## Exercise requirements
Each entry below is to be duplicated verbatim.
===== Material provided =====
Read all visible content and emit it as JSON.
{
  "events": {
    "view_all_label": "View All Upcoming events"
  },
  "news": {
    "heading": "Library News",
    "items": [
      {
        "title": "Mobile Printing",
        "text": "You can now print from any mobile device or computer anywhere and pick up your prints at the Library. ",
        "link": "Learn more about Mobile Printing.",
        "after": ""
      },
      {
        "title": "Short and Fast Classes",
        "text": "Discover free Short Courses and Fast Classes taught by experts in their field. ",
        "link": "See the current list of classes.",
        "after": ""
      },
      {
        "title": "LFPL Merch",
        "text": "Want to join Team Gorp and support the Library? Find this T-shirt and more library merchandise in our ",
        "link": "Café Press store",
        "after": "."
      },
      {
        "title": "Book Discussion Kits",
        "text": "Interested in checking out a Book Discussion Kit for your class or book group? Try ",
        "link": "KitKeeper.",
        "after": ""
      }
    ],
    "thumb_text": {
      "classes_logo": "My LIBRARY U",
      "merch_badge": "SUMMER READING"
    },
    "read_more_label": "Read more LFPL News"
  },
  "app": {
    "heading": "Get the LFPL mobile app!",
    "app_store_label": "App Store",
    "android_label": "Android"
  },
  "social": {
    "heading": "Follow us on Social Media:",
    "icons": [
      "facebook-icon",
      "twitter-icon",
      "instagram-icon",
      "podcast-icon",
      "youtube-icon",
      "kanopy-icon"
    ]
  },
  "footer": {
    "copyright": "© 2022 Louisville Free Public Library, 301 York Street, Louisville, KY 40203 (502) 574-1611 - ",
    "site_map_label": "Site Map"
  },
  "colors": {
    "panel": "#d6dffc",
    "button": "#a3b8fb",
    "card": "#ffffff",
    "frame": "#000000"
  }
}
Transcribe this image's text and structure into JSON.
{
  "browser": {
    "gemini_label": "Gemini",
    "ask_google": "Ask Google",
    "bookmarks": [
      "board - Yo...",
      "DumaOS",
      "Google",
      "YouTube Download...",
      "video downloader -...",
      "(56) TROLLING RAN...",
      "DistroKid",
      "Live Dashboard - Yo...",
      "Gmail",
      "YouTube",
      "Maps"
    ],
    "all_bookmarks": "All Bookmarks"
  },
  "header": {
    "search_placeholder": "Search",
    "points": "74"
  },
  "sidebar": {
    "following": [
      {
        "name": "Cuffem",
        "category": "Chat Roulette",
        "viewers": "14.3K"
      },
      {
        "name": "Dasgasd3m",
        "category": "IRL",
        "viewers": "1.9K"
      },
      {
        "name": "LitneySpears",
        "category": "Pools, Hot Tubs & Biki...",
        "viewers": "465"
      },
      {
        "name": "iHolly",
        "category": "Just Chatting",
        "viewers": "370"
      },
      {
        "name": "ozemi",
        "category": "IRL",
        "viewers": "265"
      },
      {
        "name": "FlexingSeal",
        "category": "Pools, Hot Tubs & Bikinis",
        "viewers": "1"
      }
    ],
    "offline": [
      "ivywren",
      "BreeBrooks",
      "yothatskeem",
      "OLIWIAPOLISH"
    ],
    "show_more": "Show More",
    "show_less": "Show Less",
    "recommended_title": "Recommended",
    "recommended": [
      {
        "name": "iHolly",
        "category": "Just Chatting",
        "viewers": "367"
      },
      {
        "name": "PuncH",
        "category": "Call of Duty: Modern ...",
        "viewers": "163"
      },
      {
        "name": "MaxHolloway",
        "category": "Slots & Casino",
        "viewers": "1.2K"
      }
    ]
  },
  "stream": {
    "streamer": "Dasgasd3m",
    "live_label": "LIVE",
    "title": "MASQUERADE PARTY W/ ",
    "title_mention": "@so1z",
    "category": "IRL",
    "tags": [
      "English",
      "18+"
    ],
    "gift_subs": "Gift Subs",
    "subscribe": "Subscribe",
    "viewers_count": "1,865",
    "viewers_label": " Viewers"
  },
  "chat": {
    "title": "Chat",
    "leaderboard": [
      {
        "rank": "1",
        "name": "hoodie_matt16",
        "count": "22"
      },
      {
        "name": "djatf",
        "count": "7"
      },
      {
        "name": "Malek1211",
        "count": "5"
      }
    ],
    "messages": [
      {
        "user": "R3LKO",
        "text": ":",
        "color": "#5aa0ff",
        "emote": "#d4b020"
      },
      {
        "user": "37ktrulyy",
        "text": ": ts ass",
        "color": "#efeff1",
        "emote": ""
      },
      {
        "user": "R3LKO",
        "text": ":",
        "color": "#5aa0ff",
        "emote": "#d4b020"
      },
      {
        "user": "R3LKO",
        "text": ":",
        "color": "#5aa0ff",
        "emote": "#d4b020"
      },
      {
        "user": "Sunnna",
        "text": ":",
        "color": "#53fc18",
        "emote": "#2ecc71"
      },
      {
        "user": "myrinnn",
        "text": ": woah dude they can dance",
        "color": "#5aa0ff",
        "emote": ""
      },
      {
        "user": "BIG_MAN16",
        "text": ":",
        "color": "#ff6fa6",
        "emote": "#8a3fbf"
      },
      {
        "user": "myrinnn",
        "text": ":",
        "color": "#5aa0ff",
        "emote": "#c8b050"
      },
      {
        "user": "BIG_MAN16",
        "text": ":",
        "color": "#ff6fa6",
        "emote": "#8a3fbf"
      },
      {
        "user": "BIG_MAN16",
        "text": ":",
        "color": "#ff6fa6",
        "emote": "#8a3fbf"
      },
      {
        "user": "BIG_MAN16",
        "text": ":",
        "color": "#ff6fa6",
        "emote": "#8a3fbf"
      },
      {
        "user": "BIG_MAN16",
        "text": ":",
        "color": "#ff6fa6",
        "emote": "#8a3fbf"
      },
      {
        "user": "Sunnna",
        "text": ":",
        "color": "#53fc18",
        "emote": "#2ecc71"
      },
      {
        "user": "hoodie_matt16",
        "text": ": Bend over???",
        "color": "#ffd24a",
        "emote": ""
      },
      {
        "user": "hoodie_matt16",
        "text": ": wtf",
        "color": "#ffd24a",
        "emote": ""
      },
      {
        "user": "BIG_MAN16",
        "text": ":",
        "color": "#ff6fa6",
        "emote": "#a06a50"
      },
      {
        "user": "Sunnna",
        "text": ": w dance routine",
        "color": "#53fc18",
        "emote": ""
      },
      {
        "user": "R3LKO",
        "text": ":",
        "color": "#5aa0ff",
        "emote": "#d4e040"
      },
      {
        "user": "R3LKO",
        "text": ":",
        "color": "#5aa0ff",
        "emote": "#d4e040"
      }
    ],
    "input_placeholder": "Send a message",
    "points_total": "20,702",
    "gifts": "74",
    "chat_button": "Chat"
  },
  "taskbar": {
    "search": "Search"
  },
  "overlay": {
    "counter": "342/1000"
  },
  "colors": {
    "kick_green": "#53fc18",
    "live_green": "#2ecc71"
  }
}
=====
## Output
Read all visible content and emit it as JSON.
{
  "events": {
    "view_all_label": "View All Upcoming events"
  },
  "news": {
    "heading": "Library News",
    "items": [
      {
        "title": "Mobile Printing",
        "text": "You can now print from any mobile device or computer anywhere and pick up your prints at the Library. ",
        "link": "Learn more about Mobile Printing.",
        "after": ""
      },
      {
        "title": "Short and Fast Classes",
        "text": "Discover free Short Courses and Fast Classes taught by experts in their field. ",
        "link": "See the current list of classes.",
        "after": ""
      },
      {
        "title": "LFPL Merch",
        "text": "Want to join Team Gorp and support the Library? Find this T-shirt and more library merchandise in our ",
        "link": "Café Press store",
        "after": "."
      },
      {
        "title": "Book Discussion Kits",
        "text": "Interested in checking out a Book Discussion Kit for your class or book group? Try ",
        "link": "KitKeeper.",
        "after": ""
      }
    ],
    "thumb_text": {
      "classes_logo": "My LIBRARY U",
      "merch_badge": "SUMMER READING"
    },
    "read_more_label": "Read more LFPL News"
  },
  "app": {
    "heading": "Get the LFPL mobile app!",
    "app_store_label": "App Store",
    "android_label": "Android"
  },
  "social": {
    "heading": "Follow us on Social Media:",
    "icons": [
      "facebook-icon",
      "twitter-icon",
      "instagram-icon",
      "podcast-icon",
      "youtube-icon",
      "kanopy-icon"
    ]
  },
  "footer": {
    "copyright": "© 2022 Louisville Free Public Library, 301 York Street, Louisville, KY 40203 (502) 574-1611 - ",
    "site_map_label": "Site Map"
  },
  "colors": {
    "panel": "#d6dffc",
    "button": "#a3b8fb",
    "card": "#ffffff",
    "frame": "#000000"
  }
}
Transcribe this image's text and structure into JSON.
{
  "browser": {
    "gemini_label": "Gemini",
    "ask_google": "Ask Google",
    "bookmarks": [
      "board - Yo...",
      "DumaOS",
      "Google",
      "YouTube Download...",
      "video downloader -...",
      "(56) TROLLING RAN...",
      "DistroKid",
      "Live Dashboard - Yo...",
      "Gmail",
      "YouTube",
      "Maps"
    ],
    "all_bookmarks": "All Bookmarks"
  },
  "header": {
    "search_placeholder": "Search",
    "points": "74"
  },
  "sidebar": {
    "following": [
      {
        "name": "Cuffem",
        "category": "Chat Roulette",
        "viewers": "14.3K"
      },
      {
        "name": "Dasgasd3m",
        "category": "IRL",
        "viewers": "1.9K"
      },
      {
        "name": "LitneySpears",
        "category": "Pools, Hot Tubs & Biki...",
        "viewers": "465"
      },
      {
        "name": "iHolly",
        "category": "Just Chatting",
        "viewers": "370"
      },
      {
        "name": "ozemi",
        "category": "IRL",
        "viewers": "265"
      },
      {
        "name": "FlexingSeal",
        "category": "Pools, Hot Tubs & Bikinis",
        "viewers": "1"
      }
    ],
    "offline": [
      "ivywren",
      "BreeBrooks",
      "yothatskeem",
      "OLIWIAPOLISH"
    ],
    "show_more": "Show More",
    "show_less": "Show Less",
    "recommended_title": "Recommended",
    "recommended": [
      {
        "name": "iHolly",
        "category": "Just Chatting",
        "viewers": "367"
      },
      {
        "name": "PuncH",
        "category": "Call of Duty: Modern ...",
        "viewers": "163"
      },
      {
        "name": "MaxHolloway",
        "category": "Slots & Casino",
        "viewers": "1.2K"
      }
    ]
  },
  "stream": {
    "streamer": "Dasgasd3m",
    "live_label": "LIVE",
    "title": "MASQUERADE PARTY W/ ",
    "title_mention": "@so1z",
    "category": "IRL",
    "tags": [
      "English",
      "18+"
    ],
    "gift_subs": "Gift Subs",
    "subscribe": "Subscribe",
    "viewers_count": "1,865",
    "viewers_label": " Viewers"
  },
  "chat": {
    "title": "Chat",
    "leaderboard": [
      {
        "rank": "1",
        "name": "hoodie_matt16",
        "count": "22"
      },
      {
        "name": "djatf",
        "count": "7"
      },
      {
        "name": "Malek1211",
        "count": "5"
      }
    ],
    "messages": [
      {
        "user": "R3LKO",
        "text": ":",
        "color": "#5aa0ff",
        "emote": "#d4b020"
      },
      {
        "user": "37ktrulyy",
        "text": ": ts ass",
        "color": "#efeff1",
        "emote": ""
      },
      {
        "user": "R3LKO",
        "text": ":",
        "color": "#5aa0ff",
        "emote": "#d4b020"
      },
      {
        "user": "R3LKO",
        "text": ":",
        "color": "#5aa0ff",
        "emote": "#d4b020"
      },
      {
        "user": "Sunnna",
        "text": ":",
        "color": "#53fc18",
        "emote": "#2ecc71"
      },
      {
        "user": "myrinnn",
        "text": ": woah dude they can dance",
        "color": "#5aa0ff",
        "emote": ""
      },
      {
        "user": "BIG_MAN16",
        "text": ":",
        "color": "#ff6fa6",
        "emote": "#8a3fbf"
      },
      {
        "user": "myrinnn",
        "text": ":",
        "color": "#5aa0ff",
        "emote": "#c8b050"
      },
      {
        "user": "BIG_MAN16",
        "text": ":",
        "color": "#ff6fa6",
        "emote": "#8a3fbf"
      },
      {
        "user": "BIG_MAN16",
        "text": ":",
        "color": "#ff6fa6",
        "emote": "#8a3fbf"
      },
      {
        "user": "BIG_MAN16",
        "text": ":",
        "color": "#ff6fa6",
        "emote": "#8a3fbf"
      },
      {
        "user": "BIG_MAN16",
        "text": ":",
        "color": "#ff6fa6",
        "emote": "#8a3fbf"
      },
      {
        "user": "Sunnna",
        "text": ":",
        "color": "#53fc18",
        "emote": "#2ecc71"
      },
      {
        "user": "hoodie_matt16",
        "text": ": Bend over???",
        "color": "#ffd24a",
        "emote": ""
      },
      {
        "user": "hoodie_matt16",
        "text": ": wtf",
        "color": "#ffd24a",
        "emote": ""
      },
      {
        "user": "BIG_MAN16",
        "text": ":",
        "color": "#ff6fa6",
        "emote": "#a06a50"
      },
      {
        "user": "Sunnna",
        "text": ": w dance routine",
        "color": "#53fc18",
        "emote": ""
      },
      {
        "user": "R3LKO",
        "text": ":",
        "color": "#5aa0ff",
        "emote": "#d4e040"
      },
      {
        "user": "R3LKO",
        "text": ":",
        "color": "#5aa0ff",
        "emote": "#d4e040"
      }
    ],
    "input_placeholder": "Send a message",
    "points_total": "20,702",
    "gifts": "74",
    "chat_button": "Chat"
  },
  "taskbar": {
    "search": "Search"
  },
  "overlay": {
    "counter": "342/1000"
  },
  "colors": {
    "kick_green": "#53fc18",
    "live_green": "#2ecc71"
  }
}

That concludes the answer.